[WHAT YOU HAVE TO DO] Copy out the records in full, word for word, without pictures.

(Stored data)
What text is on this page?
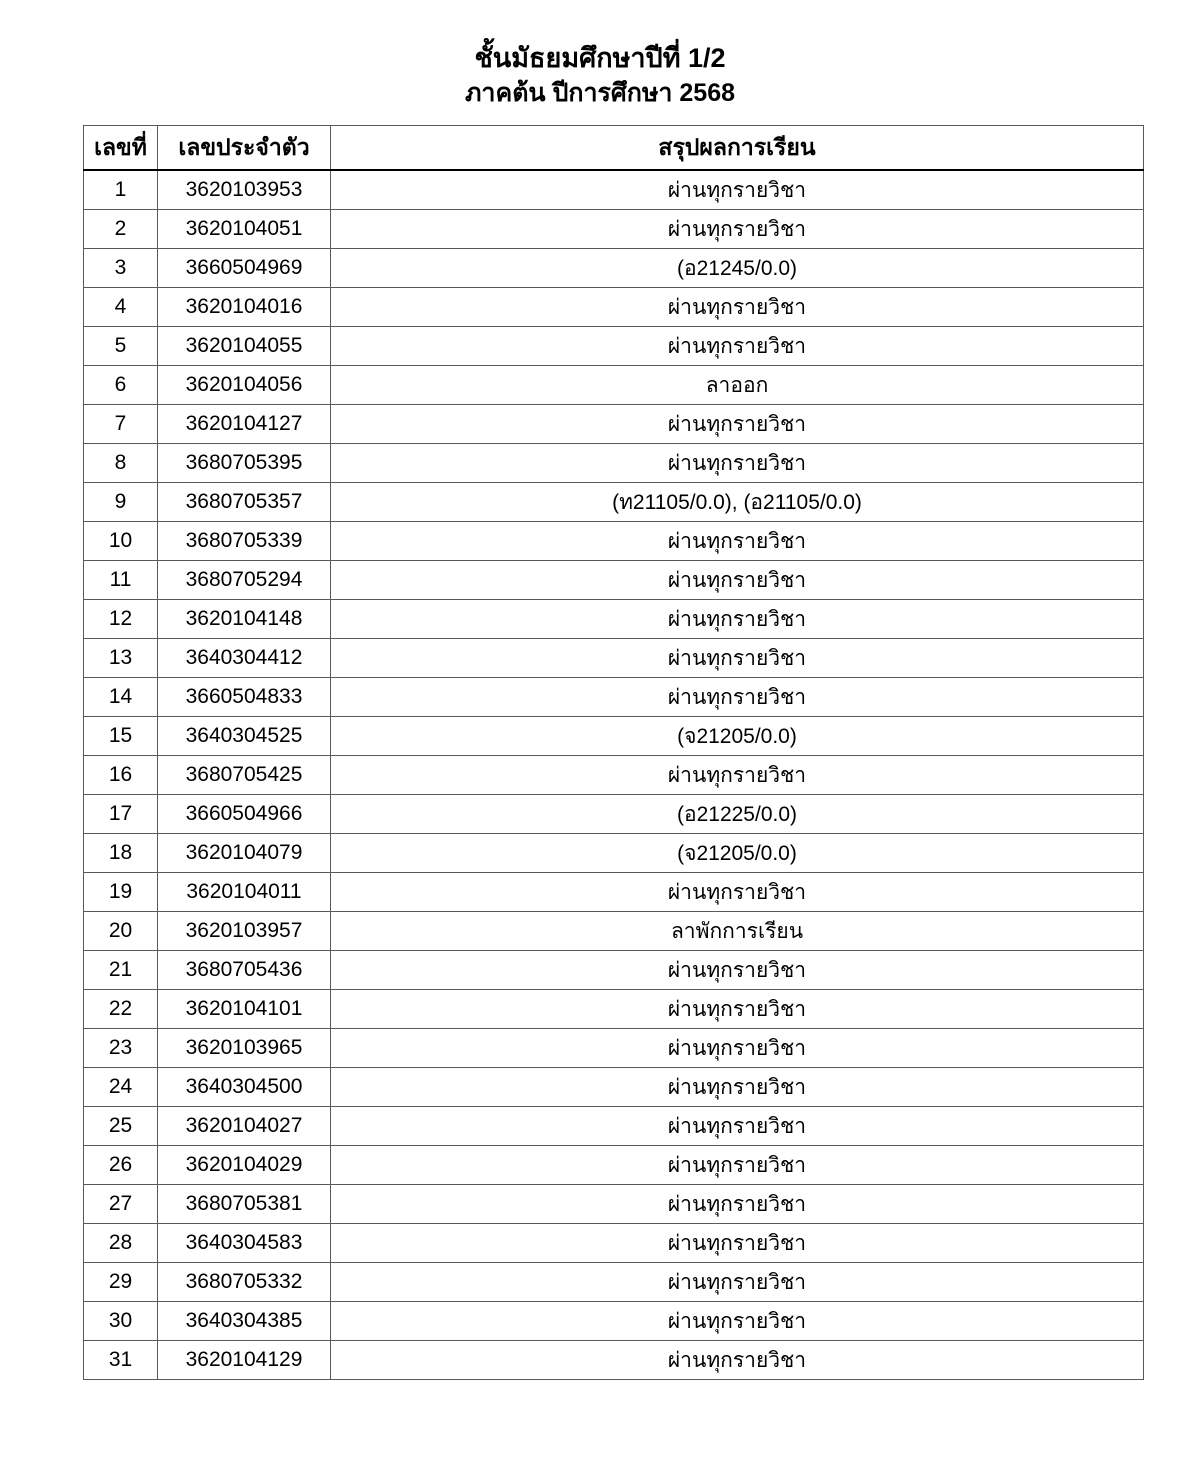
ชั้นมัธยมศึกษาปีที่ 1/2
ภาคต้น ปีการศึกษา 2568
เลขที่	เลขประจำตัว	สรุปผลการเรียน
1	3620103953	ผ่านทุกรายวิชา
2	3620104051	ผ่านทุกรายวิชา
3	3660504969	(อ21245/0.0)
4	3620104016	ผ่านทุกรายวิชา
5	3620104055	ผ่านทุกรายวิชา
6	3620104056	ลาออก
7	3620104127	ผ่านทุกรายวิชา
8	3680705395	ผ่านทุกรายวิชา
9	3680705357	(ท21105/0.0), (อ21105/0.0)
10	3680705339	ผ่านทุกรายวิชา
11	3680705294	ผ่านทุกรายวิชา
12	3620104148	ผ่านทุกรายวิชา
13	3640304412	ผ่านทุกรายวิชา
14	3660504833	ผ่านทุกรายวิชา
15	3640304525	(จ21205/0.0)
16	3680705425	ผ่านทุกรายวิชา
17	3660504966	(อ21225/0.0)
18	3620104079	(จ21205/0.0)
19	3620104011	ผ่านทุกรายวิชา
20	3620103957	ลาพักการเรียน
21	3680705436	ผ่านทุกรายวิชา
22	3620104101	ผ่านทุกรายวิชา
23	3620103965	ผ่านทุกรายวิชา
24	3640304500	ผ่านทุกรายวิชา
25	3620104027	ผ่านทุกรายวิชา
26	3620104029	ผ่านทุกรายวิชา
27	3680705381	ผ่านทุกรายวิชา
28	3640304583	ผ่านทุกรายวิชา
29	3680705332	ผ่านทุกรายวิชา
30	3640304385	ผ่านทุกรายวิชา
31	3620104129	ผ่านทุกรายวิชา
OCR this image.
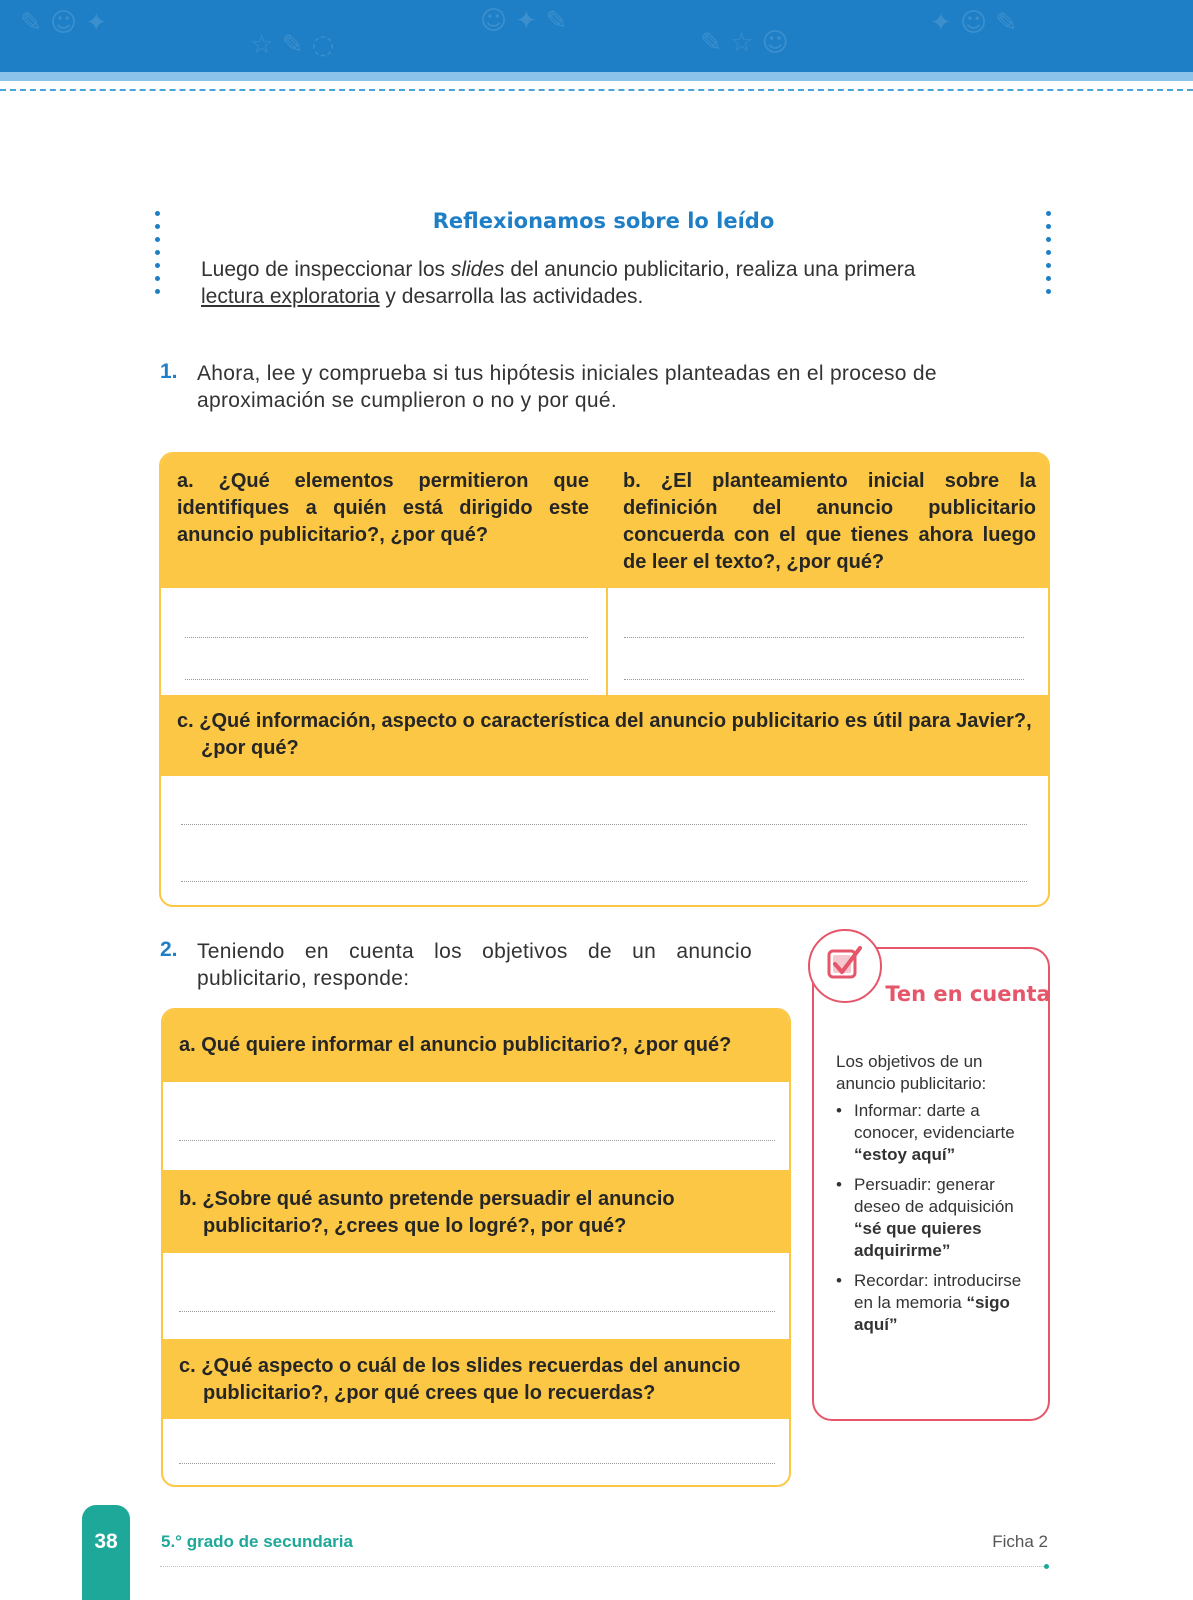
✎ ☺ ✦
☆ ✎ ◌
☺ ✦ ✎
✎ ☆ ☺
✦ ☺ ✎
Reflexionamos sobre lo leído
Luego de inspeccionar los slides del anuncio publicitario, realiza una primera
lectura exploratoria y desarrolla las actividades.
1. Ahora, lee y comprueba si tus hipótesis iniciales planteadas en el proceso de aproximación se cumplieron o no y por qué.
a. ¿Qué elementos permitieron que identifiques a quién está dirigido este anuncio publicitario?, ¿por qué?
b. ¿El planteamiento inicial sobre la definición del anuncio publicitario concuerda con el que tienes ahora luego de leer el texto?, ¿por qué?
c. ¿Qué información, aspecto o característica del anuncio publicitario es útil para Javier?, ¿por qué?
2. Teniendo en cuenta los objetivos de un anuncio publicitario, responde:
a. Qué quiere informar el anuncio publicitario?, ¿por qué?
b. ¿Sobre qué asunto pretende persuadir el anuncio publicitario?, ¿crees que lo logré?, por qué?
c. ¿Qué aspecto o cuál de los slides recuerdas del anuncio publicitario?, ¿por qué crees que lo recuerdas?
Ten en cuenta
Los objetivos de un anuncio publicitario:
• Informar: darte a conocer, evidenciarte “estoy aquí”
• Persuadir: generar deseo de adquisición “sé que quieres adquirirme”
• Recordar: introducirse en la memoria “sigo aquí”
38	5.° grado de secundaria	Ficha 2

[CORRECT RESPONSE]
What text is on this page?
ชั้นมัธยมศึกษาปีที่ 1/2
ภาคต้น ปีการศึกษา 2568
เลขที่	เลขประจำตัว	สรุปผลการเรียน
1	3620103953	ผ่านทุกรายวิชา
2	3620104051	ผ่านทุกรายวิชา
3	3660504969	(อ21245/0.0)
4	3620104016	ผ่านทุกรายวิชา
5	3620104055	ผ่านทุกรายวิชา
6	3620104056	ลาออก
7	3620104127	ผ่านทุกรายวิชา
8	3680705395	ผ่านทุกรายวิชา
9	3680705357	(ท21105/0.0), (อ21105/0.0)
10	3680705339	ผ่านทุกรายวิชา
11	3680705294	ผ่านทุกรายวิชา
12	3620104148	ผ่านทุกรายวิชา
13	3640304412	ผ่านทุกรายวิชา
14	3660504833	ผ่านทุกรายวิชา
15	3640304525	(จ21205/0.0)
16	3680705425	ผ่านทุกรายวิชา
17	3660504966	(อ21225/0.0)
18	3620104079	(จ21205/0.0)
19	3620104011	ผ่านทุกรายวิชา
20	3620103957	ลาพักการเรียน
21	3680705436	ผ่านทุกรายวิชา
22	3620104101	ผ่านทุกรายวิชา
23	3620103965	ผ่านทุกรายวิชา
24	3640304500	ผ่านทุกรายวิชา
25	3620104027	ผ่านทุกรายวิชา
26	3620104029	ผ่านทุกรายวิชา
27	3680705381	ผ่านทุกรายวิชา
28	3640304583	ผ่านทุกรายวิชา
29	3680705332	ผ่านทุกรายวิชา
30	3640304385	ผ่านทุกรายวิชา
31	3620104129	ผ่านทุกรายวิชา
OCR this image.
✎ ☺ ✦
☆ ✎ ◌
☺ ✦ ✎
✎ ☆ ☺
✦ ☺ ✎
Reflexionamos sobre lo leído
Luego de inspeccionar los slides del anuncio publicitario, realiza una primera
lectura exploratoria y desarrolla las actividades.
1. Ahora, lee y comprueba si tus hipótesis iniciales planteadas en el proceso de aproximación se cumplieron o no y por qué.
a. ¿Qué elementos permitieron que identifiques a quién está dirigido este anuncio publicitario?, ¿por qué?
b. ¿El planteamiento inicial sobre la definición del anuncio publicitario concuerda con el que tienes ahora luego de leer el texto?, ¿por qué?
c. ¿Qué información, aspecto o característica del anuncio publicitario es útil para Javier?, ¿por qué?
2. Teniendo en cuenta los objetivos de un anuncio publicitario, responde:
a. Qué quiere informar el anuncio publicitario?, ¿por qué?
b. ¿Sobre qué asunto pretende persuadir el anuncio publicitario?, ¿crees que lo logré?, por qué?
c. ¿Qué aspecto o cuál de los slides recuerdas del anuncio publicitario?, ¿por qué crees que lo recuerdas?
Ten en cuenta
Los objetivos de un anuncio publicitario:
• Informar: darte a conocer, evidenciarte “estoy aquí”
• Persuadir: generar deseo de adquisición “sé que quieres adquirirme”
• Recordar: introducirse en la memoria “sigo aquí”
38	5.° grado de secundaria	Ficha 2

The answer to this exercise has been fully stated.